Stored data
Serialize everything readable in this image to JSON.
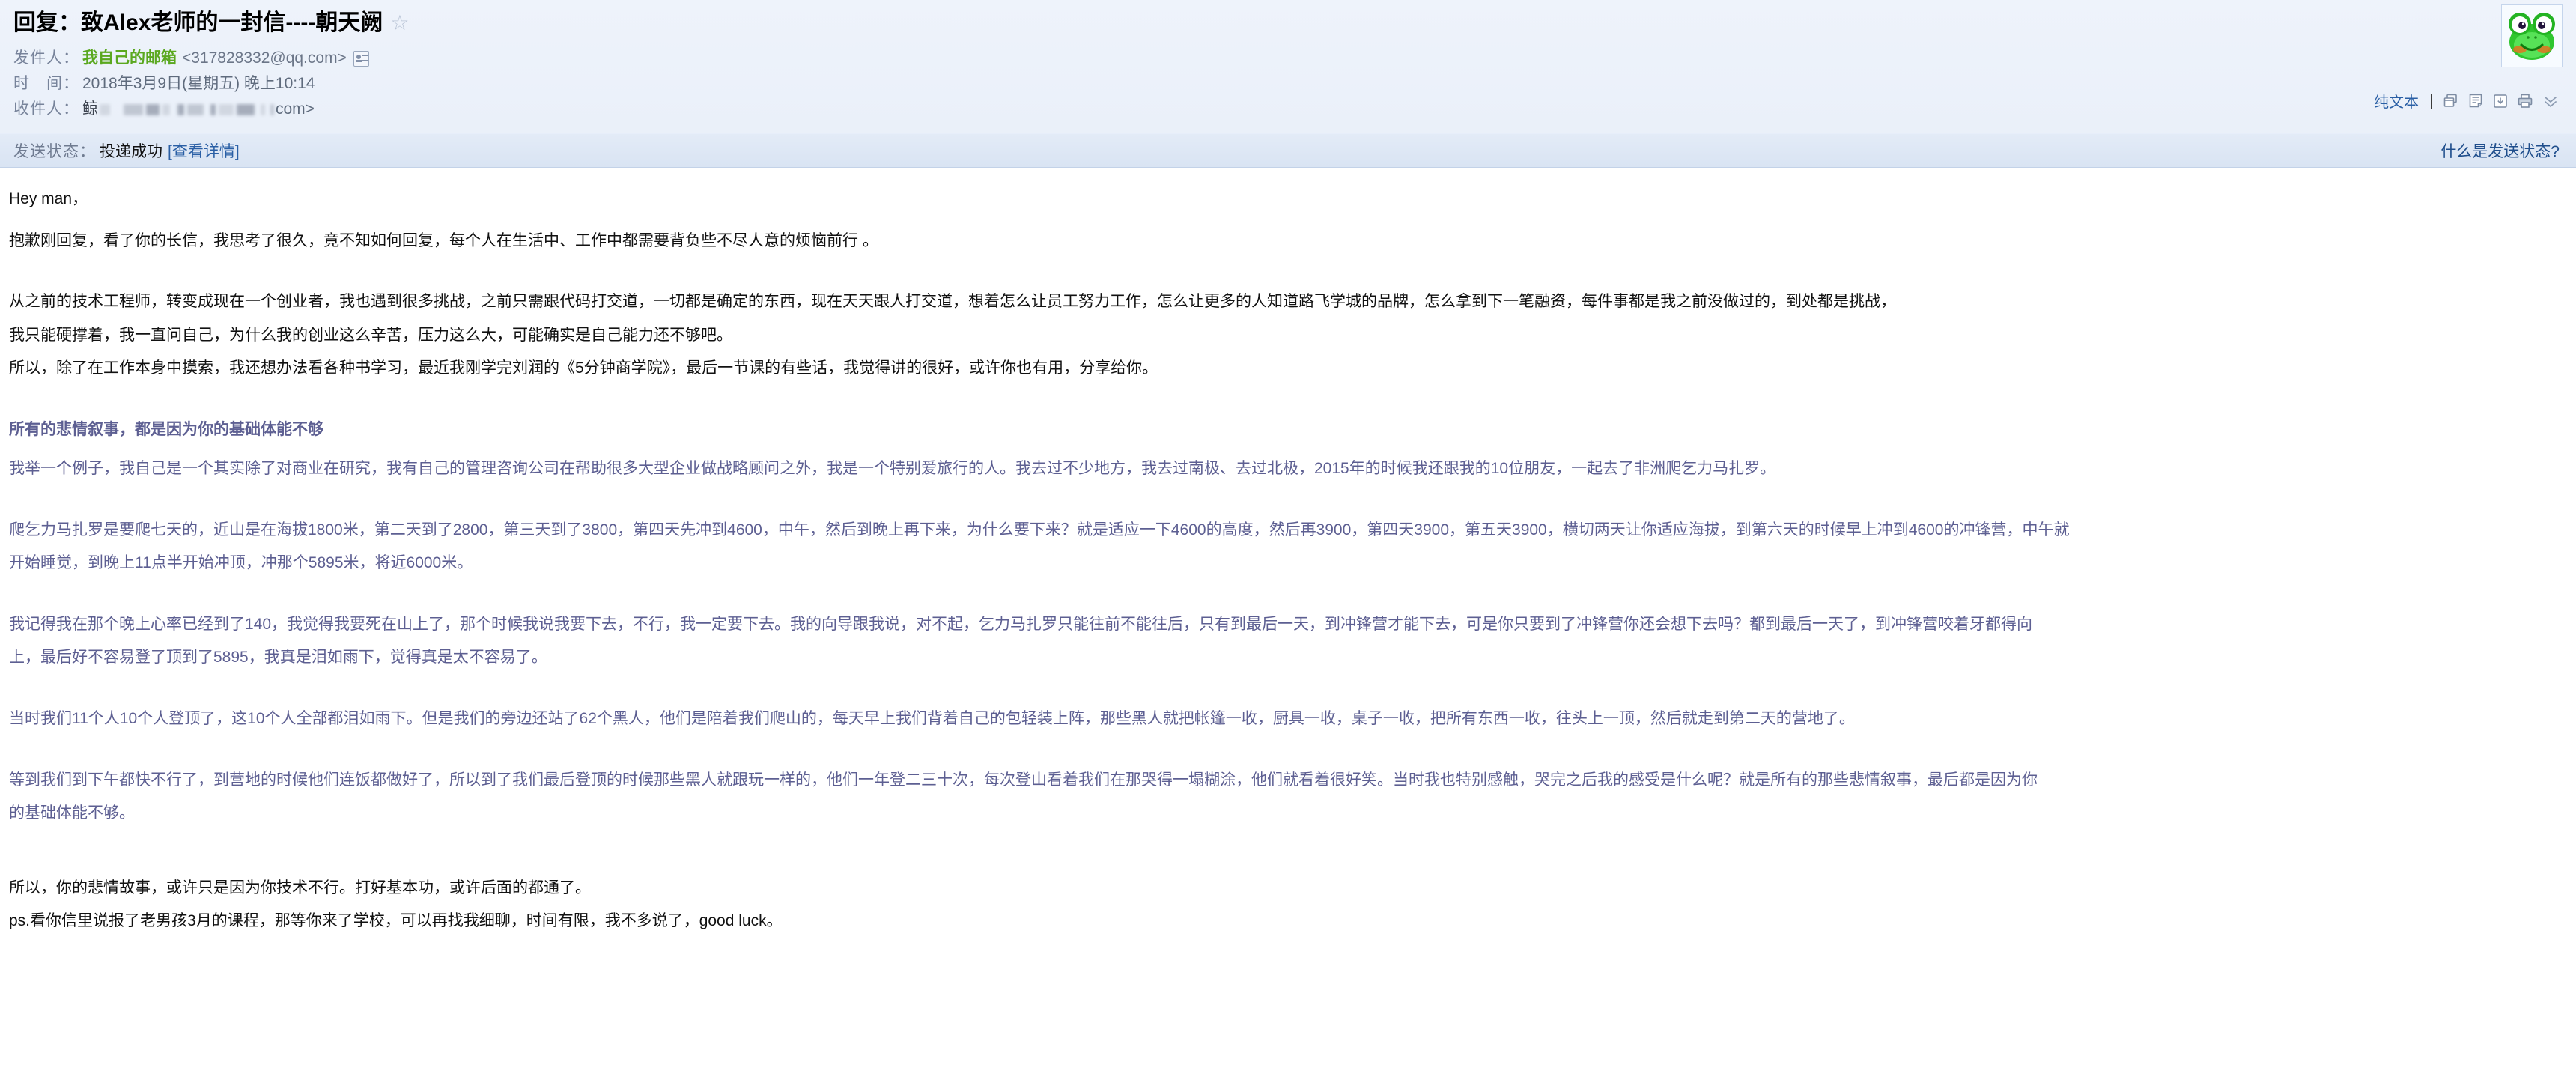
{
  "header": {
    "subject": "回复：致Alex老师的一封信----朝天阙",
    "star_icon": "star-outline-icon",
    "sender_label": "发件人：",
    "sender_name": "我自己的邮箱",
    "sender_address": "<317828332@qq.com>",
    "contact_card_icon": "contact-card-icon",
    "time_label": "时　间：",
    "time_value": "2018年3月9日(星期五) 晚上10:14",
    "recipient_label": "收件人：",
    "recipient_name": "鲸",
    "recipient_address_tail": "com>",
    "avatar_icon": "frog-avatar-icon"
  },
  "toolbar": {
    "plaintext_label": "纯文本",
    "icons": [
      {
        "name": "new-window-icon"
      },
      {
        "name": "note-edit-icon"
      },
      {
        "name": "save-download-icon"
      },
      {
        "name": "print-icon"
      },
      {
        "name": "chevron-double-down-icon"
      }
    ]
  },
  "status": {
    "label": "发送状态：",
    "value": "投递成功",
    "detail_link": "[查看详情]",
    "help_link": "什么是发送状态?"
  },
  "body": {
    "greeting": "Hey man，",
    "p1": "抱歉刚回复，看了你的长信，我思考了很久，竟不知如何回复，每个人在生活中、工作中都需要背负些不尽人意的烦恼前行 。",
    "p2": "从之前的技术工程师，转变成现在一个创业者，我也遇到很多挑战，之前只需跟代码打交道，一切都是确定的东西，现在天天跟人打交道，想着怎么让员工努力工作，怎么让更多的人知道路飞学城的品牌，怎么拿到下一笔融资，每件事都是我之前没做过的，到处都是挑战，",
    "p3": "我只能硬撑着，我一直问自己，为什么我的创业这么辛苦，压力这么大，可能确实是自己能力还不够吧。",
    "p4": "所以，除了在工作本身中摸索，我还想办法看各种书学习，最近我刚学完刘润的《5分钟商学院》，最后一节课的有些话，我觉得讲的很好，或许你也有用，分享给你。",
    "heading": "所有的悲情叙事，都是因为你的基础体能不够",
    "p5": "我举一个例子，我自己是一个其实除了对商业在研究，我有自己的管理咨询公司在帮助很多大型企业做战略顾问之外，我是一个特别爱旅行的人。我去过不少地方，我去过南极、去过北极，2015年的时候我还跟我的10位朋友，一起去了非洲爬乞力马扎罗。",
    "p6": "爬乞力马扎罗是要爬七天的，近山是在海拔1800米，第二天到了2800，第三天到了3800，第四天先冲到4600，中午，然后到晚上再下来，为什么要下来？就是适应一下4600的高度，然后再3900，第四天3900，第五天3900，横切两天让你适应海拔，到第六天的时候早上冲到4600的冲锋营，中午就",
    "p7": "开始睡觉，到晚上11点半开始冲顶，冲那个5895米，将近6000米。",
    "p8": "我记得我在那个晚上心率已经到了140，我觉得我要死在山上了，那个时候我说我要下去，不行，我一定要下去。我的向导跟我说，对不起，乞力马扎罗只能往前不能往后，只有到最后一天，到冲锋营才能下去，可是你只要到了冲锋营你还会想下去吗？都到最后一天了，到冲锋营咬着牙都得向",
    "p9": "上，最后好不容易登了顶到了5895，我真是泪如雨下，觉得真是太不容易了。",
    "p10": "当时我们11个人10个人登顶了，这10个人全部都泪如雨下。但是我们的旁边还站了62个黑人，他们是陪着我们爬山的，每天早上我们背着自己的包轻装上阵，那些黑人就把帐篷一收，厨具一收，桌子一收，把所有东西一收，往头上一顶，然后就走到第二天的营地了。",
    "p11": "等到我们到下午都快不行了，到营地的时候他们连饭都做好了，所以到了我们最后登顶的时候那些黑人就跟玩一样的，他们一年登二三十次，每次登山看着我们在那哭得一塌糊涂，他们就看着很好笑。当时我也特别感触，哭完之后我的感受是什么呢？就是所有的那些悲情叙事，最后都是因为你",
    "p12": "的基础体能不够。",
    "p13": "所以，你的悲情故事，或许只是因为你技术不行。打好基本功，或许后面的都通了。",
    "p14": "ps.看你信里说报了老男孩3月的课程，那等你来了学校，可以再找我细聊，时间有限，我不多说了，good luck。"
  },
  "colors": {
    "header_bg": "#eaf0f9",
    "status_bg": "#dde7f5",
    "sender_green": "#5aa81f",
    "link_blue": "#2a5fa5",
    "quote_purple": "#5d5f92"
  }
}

◆ Exercise
Leave out the pictures, and give all the records again exactly.

◆ Correct output
Serialize everything readable in this image to JSON.
{
  "header": {
    "subject": "回复：致Alex老师的一封信----朝天阙",
    "star_icon": "star-outline-icon",
    "sender_label": "发件人：",
    "sender_name": "我自己的邮箱",
    "sender_address": "<317828332@qq.com>",
    "contact_card_icon": "contact-card-icon",
    "time_label": "时　间：",
    "time_value": "2018年3月9日(星期五) 晚上10:14",
    "recipient_label": "收件人：",
    "recipient_name": "鲸",
    "recipient_address_tail": "com>",
    "avatar_icon": "frog-avatar-icon"
  },
  "toolbar": {
    "plaintext_label": "纯文本",
    "icons": [
      {
        "name": "new-window-icon"
      },
      {
        "name": "note-edit-icon"
      },
      {
        "name": "save-download-icon"
      },
      {
        "name": "print-icon"
      },
      {
        "name": "chevron-double-down-icon"
      }
    ]
  },
  "status": {
    "label": "发送状态：",
    "value": "投递成功",
    "detail_link": "[查看详情]",
    "help_link": "什么是发送状态?"
  },
  "body": {
    "greeting": "Hey man，",
    "p1": "抱歉刚回复，看了你的长信，我思考了很久，竟不知如何回复，每个人在生活中、工作中都需要背负些不尽人意的烦恼前行 。",
    "p2": "从之前的技术工程师，转变成现在一个创业者，我也遇到很多挑战，之前只需跟代码打交道，一切都是确定的东西，现在天天跟人打交道，想着怎么让员工努力工作，怎么让更多的人知道路飞学城的品牌，怎么拿到下一笔融资，每件事都是我之前没做过的，到处都是挑战，",
    "p3": "我只能硬撑着，我一直问自己，为什么我的创业这么辛苦，压力这么大，可能确实是自己能力还不够吧。",
    "p4": "所以，除了在工作本身中摸索，我还想办法看各种书学习，最近我刚学完刘润的《5分钟商学院》，最后一节课的有些话，我觉得讲的很好，或许你也有用，分享给你。",
    "heading": "所有的悲情叙事，都是因为你的基础体能不够",
    "p5": "我举一个例子，我自己是一个其实除了对商业在研究，我有自己的管理咨询公司在帮助很多大型企业做战略顾问之外，我是一个特别爱旅行的人。我去过不少地方，我去过南极、去过北极，2015年的时候我还跟我的10位朋友，一起去了非洲爬乞力马扎罗。",
    "p6": "爬乞力马扎罗是要爬七天的，近山是在海拔1800米，第二天到了2800，第三天到了3800，第四天先冲到4600，中午，然后到晚上再下来，为什么要下来？就是适应一下4600的高度，然后再3900，第四天3900，第五天3900，横切两天让你适应海拔，到第六天的时候早上冲到4600的冲锋营，中午就",
    "p7": "开始睡觉，到晚上11点半开始冲顶，冲那个5895米，将近6000米。",
    "p8": "我记得我在那个晚上心率已经到了140，我觉得我要死在山上了，那个时候我说我要下去，不行，我一定要下去。我的向导跟我说，对不起，乞力马扎罗只能往前不能往后，只有到最后一天，到冲锋营才能下去，可是你只要到了冲锋营你还会想下去吗？都到最后一天了，到冲锋营咬着牙都得向",
    "p9": "上，最后好不容易登了顶到了5895，我真是泪如雨下，觉得真是太不容易了。",
    "p10": "当时我们11个人10个人登顶了，这10个人全部都泪如雨下。但是我们的旁边还站了62个黑人，他们是陪着我们爬山的，每天早上我们背着自己的包轻装上阵，那些黑人就把帐篷一收，厨具一收，桌子一收，把所有东西一收，往头上一顶，然后就走到第二天的营地了。",
    "p11": "等到我们到下午都快不行了，到营地的时候他们连饭都做好了，所以到了我们最后登顶的时候那些黑人就跟玩一样的，他们一年登二三十次，每次登山看着我们在那哭得一塌糊涂，他们就看着很好笑。当时我也特别感触，哭完之后我的感受是什么呢？就是所有的那些悲情叙事，最后都是因为你",
    "p12": "的基础体能不够。",
    "p13": "所以，你的悲情故事，或许只是因为你技术不行。打好基本功，或许后面的都通了。",
    "p14": "ps.看你信里说报了老男孩3月的课程，那等你来了学校，可以再找我细聊，时间有限，我不多说了，good luck。"
  },
  "colors": {
    "header_bg": "#eaf0f9",
    "status_bg": "#dde7f5",
    "sender_green": "#5aa81f",
    "link_blue": "#2a5fa5",
    "quote_purple": "#5d5f92"
  }
}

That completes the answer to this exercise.